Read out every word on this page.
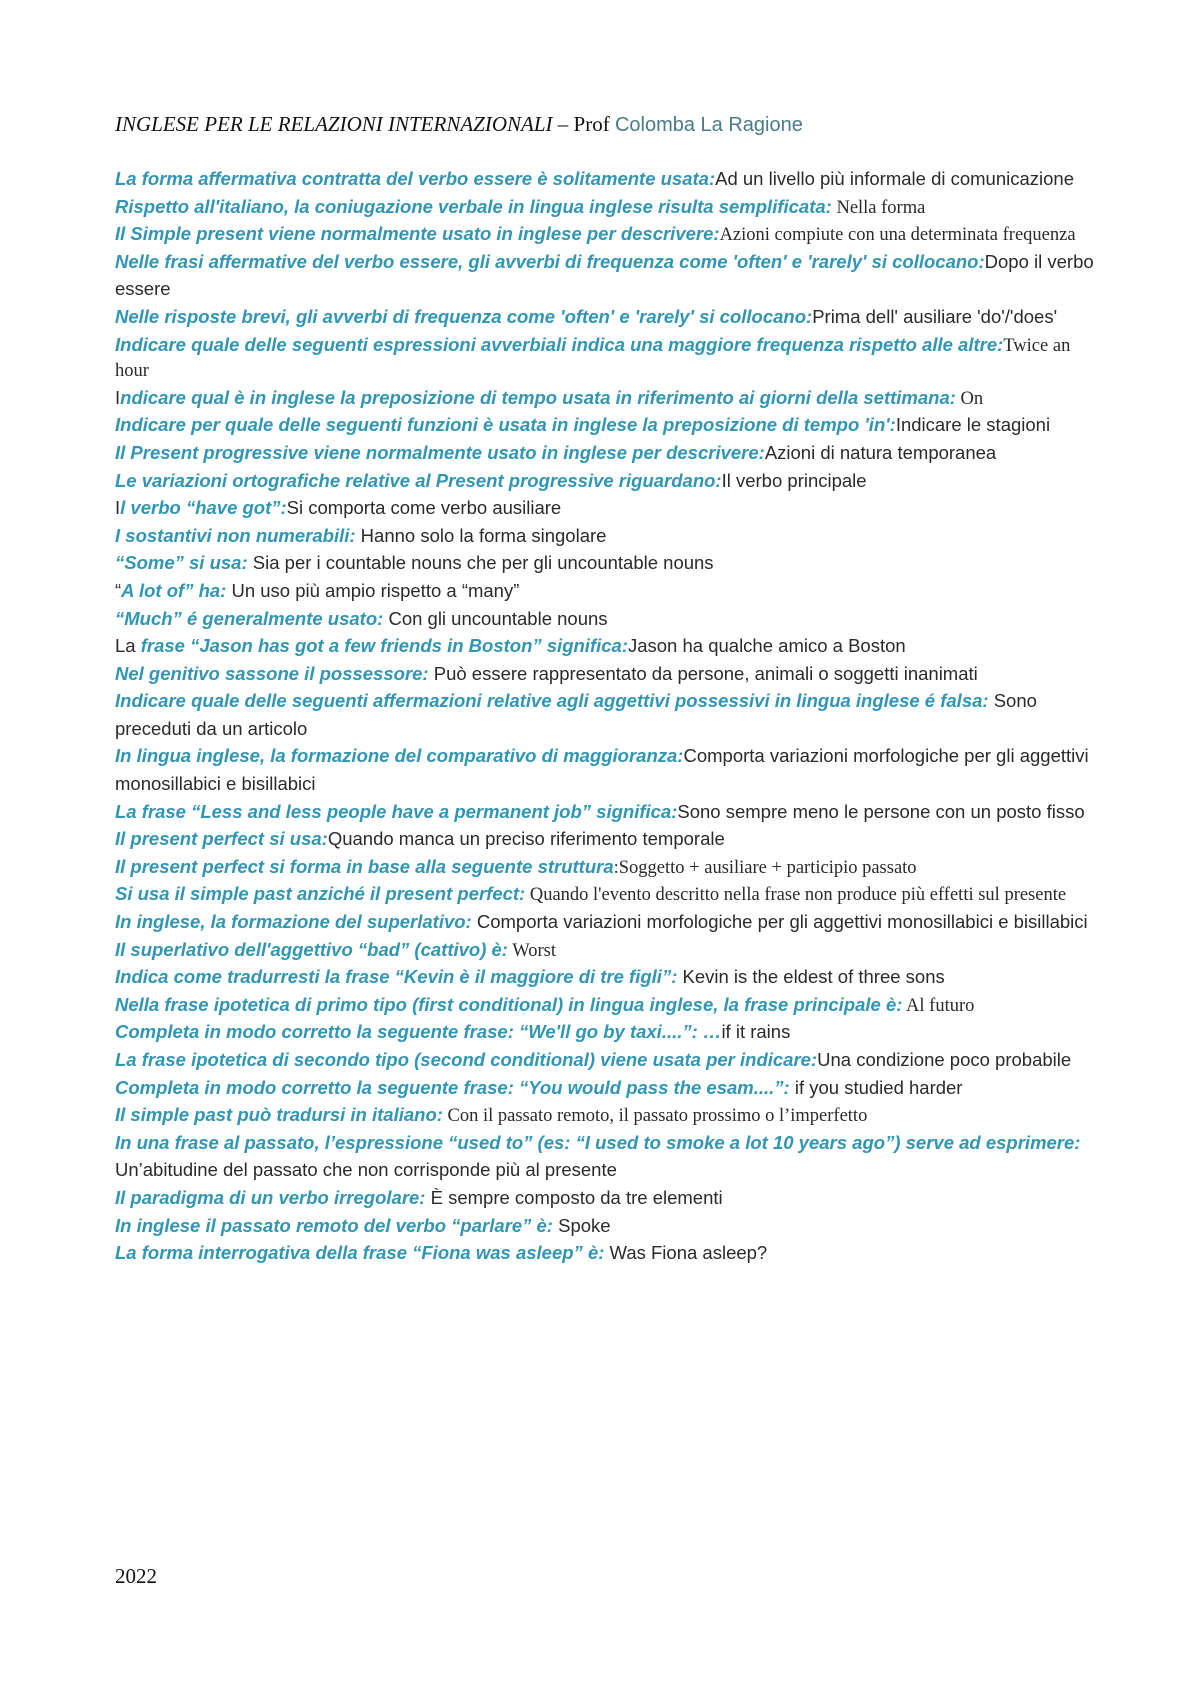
INGLESE PER LE RELAZIONI INTERNAZIONALI – Prof Colomba La Ragione

La forma affermativa contratta del verbo essere è solitamente usata:Ad un livello più informale di comunicazione

Rispetto all'italiano, la coniugazione verbale in lingua inglese risulta semplificata: Nella forma

Il Simple present viene normalmente usato in inglese per descrivere:Azioni compiute con una determinata frequenza

Nelle frasi affermative del verbo essere, gli avverbi di frequenza come 'often' e 'rarely' si collocano:Dopo il verbo essere

Nelle risposte brevi, gli avverbi di frequenza come 'often' e 'rarely' si collocano:Prima dell' ausiliare 'do'/'does'

Indicare quale delle seguenti espressioni avverbiali indica una maggiore frequenza rispetto alle altre:Twice an hour

Indicare qual è in inglese la preposizione di tempo usata in riferimento ai giorni della settimana: On

Indicare per quale delle seguenti funzioni è usata in inglese la preposizione di tempo 'in':Indicare le stagioni

Il Present progressive viene normalmente usato in inglese per descrivere:Azioni di natura temporanea

Le variazioni ortografiche relative al Present progressive riguardano:Il verbo principale

Il verbo “have got”:Si comporta come verbo ausiliare

I sostantivi non numerabili: Hanno solo la forma singolare

“Some” si usa: Sia per i countable nouns che per gli uncountable nouns

“A lot of” ha: Un uso più ampio rispetto a “many”

“Much” é generalmente usato: Con gli uncountable nouns

La frase “Jason has got a few friends in Boston” significa:Jason ha qualche amico a Boston

Nel genitivo sassone il possessore: Può essere rappresentato da persone, animali o soggetti inanimati

Indicare quale delle seguenti affermazioni relative agli aggettivi possessivi in lingua inglese é falsa: Sono preceduti da un articolo

In lingua inglese, la formazione del comparativo di maggioranza:Comporta variazioni morfologiche per gli aggettivi monosillabici e bisillabici

La frase “Less and less people have a permanent job” significa:Sono sempre meno le persone con un posto fisso

Il present perfect si usa:Quando manca un preciso riferimento temporale

Il present perfect si forma in base alla seguente struttura:Soggetto + ausiliare + participio passato

Si usa il simple past anziché il present perfect: Quando l'evento descritto nella frase non produce più effetti sul presente

In inglese, la formazione del superlativo: Comporta variazioni morfologiche per gli aggettivi monosillabici e bisillabici

Il superlativo dell'aggettivo “bad” (cattivo) è: Worst

Indica come tradurresti la frase “Kevin è il maggiore di tre figli”: Kevin is the eldest of three sons

Nella frase ipotetica di primo tipo (first conditional) in lingua inglese, la frase principale è: Al futuro

Completa in modo corretto la seguente frase: “We'll go by taxi....”: …if it rains

La frase ipotetica di secondo tipo (second conditional) viene usata per indicare:Una condizione poco probabile

Completa in modo corretto la seguente frase: “You would pass the esam....”: if you studied harder

Il simple past può tradursi in italiano: Con il passato remoto, il passato prossimo o l’imperfetto

In una frase al passato, l’espressione “used to” (es: “I used to smoke a lot 10 years ago”) serve ad esprimere: Un’abitudine del passato che non corrisponde più al presente

Il paradigma di un verbo irregolare: È sempre composto da tre elementi

In inglese il passato remoto del verbo “parlare” è: Spoke

La forma interrogativa della frase “Fiona was asleep” è: Was Fiona asleep?

2022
################
● **TASK GOAL**:
Omit every picture while copying the listing above exactly.

● **COMPLETE OUTPUT**:
Read out every word on this page.
INGLESE PER LE RELAZIONI INTERNAZIONALI – Prof Colomba La Ragione

La forma affermativa contratta del verbo essere è solitamente usata:Ad un livello più informale di comunicazione

Rispetto all'italiano, la coniugazione verbale in lingua inglese risulta semplificata: Nella forma

Il Simple present viene normalmente usato in inglese per descrivere:Azioni compiute con una determinata frequenza

Nelle frasi affermative del verbo essere, gli avverbi di frequenza come 'often' e 'rarely' si collocano:Dopo il verbo essere

Nelle risposte brevi, gli avverbi di frequenza come 'often' e 'rarely' si collocano:Prima dell' ausiliare 'do'/'does'

Indicare quale delle seguenti espressioni avverbiali indica una maggiore frequenza rispetto alle altre:Twice an hour

Indicare qual è in inglese la preposizione di tempo usata in riferimento ai giorni della settimana: On

Indicare per quale delle seguenti funzioni è usata in inglese la preposizione di tempo 'in':Indicare le stagioni

Il Present progressive viene normalmente usato in inglese per descrivere:Azioni di natura temporanea

Le variazioni ortografiche relative al Present progressive riguardano:Il verbo principale

Il verbo “have got”:Si comporta come verbo ausiliare

I sostantivi non numerabili: Hanno solo la forma singolare

“Some” si usa: Sia per i countable nouns che per gli uncountable nouns

“A lot of” ha: Un uso più ampio rispetto a “many”

“Much” é generalmente usato: Con gli uncountable nouns

La frase “Jason has got a few friends in Boston” significa:Jason ha qualche amico a Boston

Nel genitivo sassone il possessore: Può essere rappresentato da persone, animali o soggetti inanimati

Indicare quale delle seguenti affermazioni relative agli aggettivi possessivi in lingua inglese é falsa: Sono preceduti da un articolo

In lingua inglese, la formazione del comparativo di maggioranza:Comporta variazioni morfologiche per gli aggettivi monosillabici e bisillabici

La frase “Less and less people have a permanent job” significa:Sono sempre meno le persone con un posto fisso

Il present perfect si usa:Quando manca un preciso riferimento temporale

Il present perfect si forma in base alla seguente struttura:Soggetto + ausiliare + participio passato

Si usa il simple past anziché il present perfect: Quando l'evento descritto nella frase non produce più effetti sul presente

In inglese, la formazione del superlativo: Comporta variazioni morfologiche per gli aggettivi monosillabici e bisillabici

Il superlativo dell'aggettivo “bad” (cattivo) è: Worst

Indica come tradurresti la frase “Kevin è il maggiore di tre figli”: Kevin is the eldest of three sons

Nella frase ipotetica di primo tipo (first conditional) in lingua inglese, la frase principale è: Al futuro

Completa in modo corretto la seguente frase: “We'll go by taxi....”: …if it rains

La frase ipotetica di secondo tipo (second conditional) viene usata per indicare:Una condizione poco probabile

Completa in modo corretto la seguente frase: “You would pass the esam....”: if you studied harder

Il simple past può tradursi in italiano: Con il passato remoto, il passato prossimo o l’imperfetto

In una frase al passato, l’espressione “used to” (es: “I used to smoke a lot 10 years ago”) serve ad esprimere: Un’abitudine del passato che non corrisponde più al presente

Il paradigma di un verbo irregolare: È sempre composto da tre elementi

In inglese il passato remoto del verbo “parlare” è: Spoke

La forma interrogativa della frase “Fiona was asleep” è: Was Fiona asleep?

2022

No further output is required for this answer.